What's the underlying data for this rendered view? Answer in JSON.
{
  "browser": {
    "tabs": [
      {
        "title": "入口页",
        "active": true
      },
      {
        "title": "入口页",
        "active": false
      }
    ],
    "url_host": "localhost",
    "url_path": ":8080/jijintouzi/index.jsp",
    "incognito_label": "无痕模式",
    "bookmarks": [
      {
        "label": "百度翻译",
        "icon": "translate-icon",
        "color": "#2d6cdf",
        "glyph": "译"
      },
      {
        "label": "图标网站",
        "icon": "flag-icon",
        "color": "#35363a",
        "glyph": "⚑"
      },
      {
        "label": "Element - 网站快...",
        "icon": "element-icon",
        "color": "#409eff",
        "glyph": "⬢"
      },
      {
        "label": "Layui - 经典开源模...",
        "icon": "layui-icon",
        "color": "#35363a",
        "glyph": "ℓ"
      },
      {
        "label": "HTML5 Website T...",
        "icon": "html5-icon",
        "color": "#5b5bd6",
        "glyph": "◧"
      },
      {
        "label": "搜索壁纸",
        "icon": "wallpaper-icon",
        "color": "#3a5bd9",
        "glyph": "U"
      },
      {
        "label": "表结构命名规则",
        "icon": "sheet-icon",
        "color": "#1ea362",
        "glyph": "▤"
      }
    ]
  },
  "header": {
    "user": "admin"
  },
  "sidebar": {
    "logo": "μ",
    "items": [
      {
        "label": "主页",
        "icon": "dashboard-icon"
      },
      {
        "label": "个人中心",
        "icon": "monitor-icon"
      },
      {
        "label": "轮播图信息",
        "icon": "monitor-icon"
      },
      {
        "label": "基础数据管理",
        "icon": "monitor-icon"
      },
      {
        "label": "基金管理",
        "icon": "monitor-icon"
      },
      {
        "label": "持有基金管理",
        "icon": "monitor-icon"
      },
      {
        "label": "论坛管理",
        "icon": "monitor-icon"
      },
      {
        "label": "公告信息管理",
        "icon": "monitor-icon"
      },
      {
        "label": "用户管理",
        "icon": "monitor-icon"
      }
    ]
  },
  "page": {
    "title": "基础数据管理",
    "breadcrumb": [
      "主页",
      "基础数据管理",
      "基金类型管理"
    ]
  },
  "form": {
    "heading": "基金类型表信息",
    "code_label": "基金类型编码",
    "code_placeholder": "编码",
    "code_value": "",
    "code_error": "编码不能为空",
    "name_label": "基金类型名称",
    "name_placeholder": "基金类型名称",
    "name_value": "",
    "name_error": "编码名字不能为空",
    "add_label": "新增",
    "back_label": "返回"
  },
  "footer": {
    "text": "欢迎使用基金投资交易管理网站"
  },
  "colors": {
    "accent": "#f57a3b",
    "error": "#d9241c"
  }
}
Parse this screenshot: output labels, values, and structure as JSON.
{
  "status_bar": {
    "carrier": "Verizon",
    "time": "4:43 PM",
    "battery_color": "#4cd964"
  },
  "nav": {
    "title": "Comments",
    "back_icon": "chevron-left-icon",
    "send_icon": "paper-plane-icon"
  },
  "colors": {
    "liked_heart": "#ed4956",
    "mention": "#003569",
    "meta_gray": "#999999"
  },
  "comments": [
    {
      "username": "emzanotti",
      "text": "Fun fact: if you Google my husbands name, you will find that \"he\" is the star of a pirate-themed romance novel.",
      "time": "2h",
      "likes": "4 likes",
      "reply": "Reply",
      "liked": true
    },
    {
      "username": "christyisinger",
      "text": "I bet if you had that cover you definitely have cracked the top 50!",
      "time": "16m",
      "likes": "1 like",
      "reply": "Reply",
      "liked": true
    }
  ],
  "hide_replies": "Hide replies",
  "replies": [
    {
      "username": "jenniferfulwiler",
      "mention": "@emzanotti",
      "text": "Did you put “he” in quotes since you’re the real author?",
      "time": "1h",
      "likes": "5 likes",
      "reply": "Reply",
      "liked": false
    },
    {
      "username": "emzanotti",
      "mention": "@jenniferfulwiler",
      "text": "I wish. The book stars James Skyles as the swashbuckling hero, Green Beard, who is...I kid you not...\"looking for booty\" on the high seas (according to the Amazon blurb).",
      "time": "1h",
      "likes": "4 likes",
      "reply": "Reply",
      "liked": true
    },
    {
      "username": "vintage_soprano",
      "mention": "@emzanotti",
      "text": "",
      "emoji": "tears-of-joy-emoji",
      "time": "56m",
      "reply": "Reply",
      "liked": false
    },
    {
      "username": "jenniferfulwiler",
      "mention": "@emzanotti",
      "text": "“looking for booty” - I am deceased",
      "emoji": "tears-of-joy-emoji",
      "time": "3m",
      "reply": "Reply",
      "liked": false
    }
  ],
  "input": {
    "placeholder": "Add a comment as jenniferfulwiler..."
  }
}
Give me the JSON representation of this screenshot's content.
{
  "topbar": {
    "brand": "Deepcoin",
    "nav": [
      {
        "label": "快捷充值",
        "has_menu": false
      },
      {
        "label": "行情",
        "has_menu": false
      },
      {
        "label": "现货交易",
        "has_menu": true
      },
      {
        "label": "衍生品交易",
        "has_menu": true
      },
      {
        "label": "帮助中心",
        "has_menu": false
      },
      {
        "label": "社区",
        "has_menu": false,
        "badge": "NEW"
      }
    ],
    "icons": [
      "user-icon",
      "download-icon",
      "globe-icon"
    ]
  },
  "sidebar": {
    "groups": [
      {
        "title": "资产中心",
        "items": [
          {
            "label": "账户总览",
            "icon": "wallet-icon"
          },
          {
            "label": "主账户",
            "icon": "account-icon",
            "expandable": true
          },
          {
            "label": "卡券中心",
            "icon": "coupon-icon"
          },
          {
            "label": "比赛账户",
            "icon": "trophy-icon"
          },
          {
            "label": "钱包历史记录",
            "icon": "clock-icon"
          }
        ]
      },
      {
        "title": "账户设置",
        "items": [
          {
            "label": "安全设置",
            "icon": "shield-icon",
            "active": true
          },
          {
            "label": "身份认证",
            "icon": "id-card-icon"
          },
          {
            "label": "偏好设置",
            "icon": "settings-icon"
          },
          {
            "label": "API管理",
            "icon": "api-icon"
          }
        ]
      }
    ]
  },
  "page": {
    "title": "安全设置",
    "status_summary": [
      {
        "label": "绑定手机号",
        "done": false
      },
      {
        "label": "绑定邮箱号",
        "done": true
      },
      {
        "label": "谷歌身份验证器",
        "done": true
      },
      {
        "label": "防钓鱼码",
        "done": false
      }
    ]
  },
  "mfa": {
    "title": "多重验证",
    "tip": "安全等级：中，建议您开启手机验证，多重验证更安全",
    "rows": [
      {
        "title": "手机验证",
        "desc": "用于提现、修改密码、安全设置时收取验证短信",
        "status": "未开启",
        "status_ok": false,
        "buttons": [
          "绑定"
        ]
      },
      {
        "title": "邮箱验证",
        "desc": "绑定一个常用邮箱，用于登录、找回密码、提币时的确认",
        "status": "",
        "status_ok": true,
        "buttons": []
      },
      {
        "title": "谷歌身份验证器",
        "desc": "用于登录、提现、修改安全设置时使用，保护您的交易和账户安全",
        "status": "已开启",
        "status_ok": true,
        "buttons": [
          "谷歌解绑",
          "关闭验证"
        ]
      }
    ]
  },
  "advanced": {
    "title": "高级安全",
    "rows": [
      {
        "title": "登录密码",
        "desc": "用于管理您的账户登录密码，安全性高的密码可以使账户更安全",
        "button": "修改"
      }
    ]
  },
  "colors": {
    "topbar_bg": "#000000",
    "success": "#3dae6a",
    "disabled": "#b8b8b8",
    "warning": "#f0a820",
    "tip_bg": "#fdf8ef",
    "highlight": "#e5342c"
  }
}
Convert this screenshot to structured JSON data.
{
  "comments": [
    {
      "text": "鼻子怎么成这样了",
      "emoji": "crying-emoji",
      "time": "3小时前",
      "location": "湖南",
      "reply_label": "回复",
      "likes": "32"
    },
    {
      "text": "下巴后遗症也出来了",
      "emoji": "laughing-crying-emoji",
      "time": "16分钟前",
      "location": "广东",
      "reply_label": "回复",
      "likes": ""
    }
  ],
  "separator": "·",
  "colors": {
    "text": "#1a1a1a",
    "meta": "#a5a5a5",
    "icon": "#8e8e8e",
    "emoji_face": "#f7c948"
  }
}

· · · · · · ·

Find how many lines include the string "this" and report that number alone.

4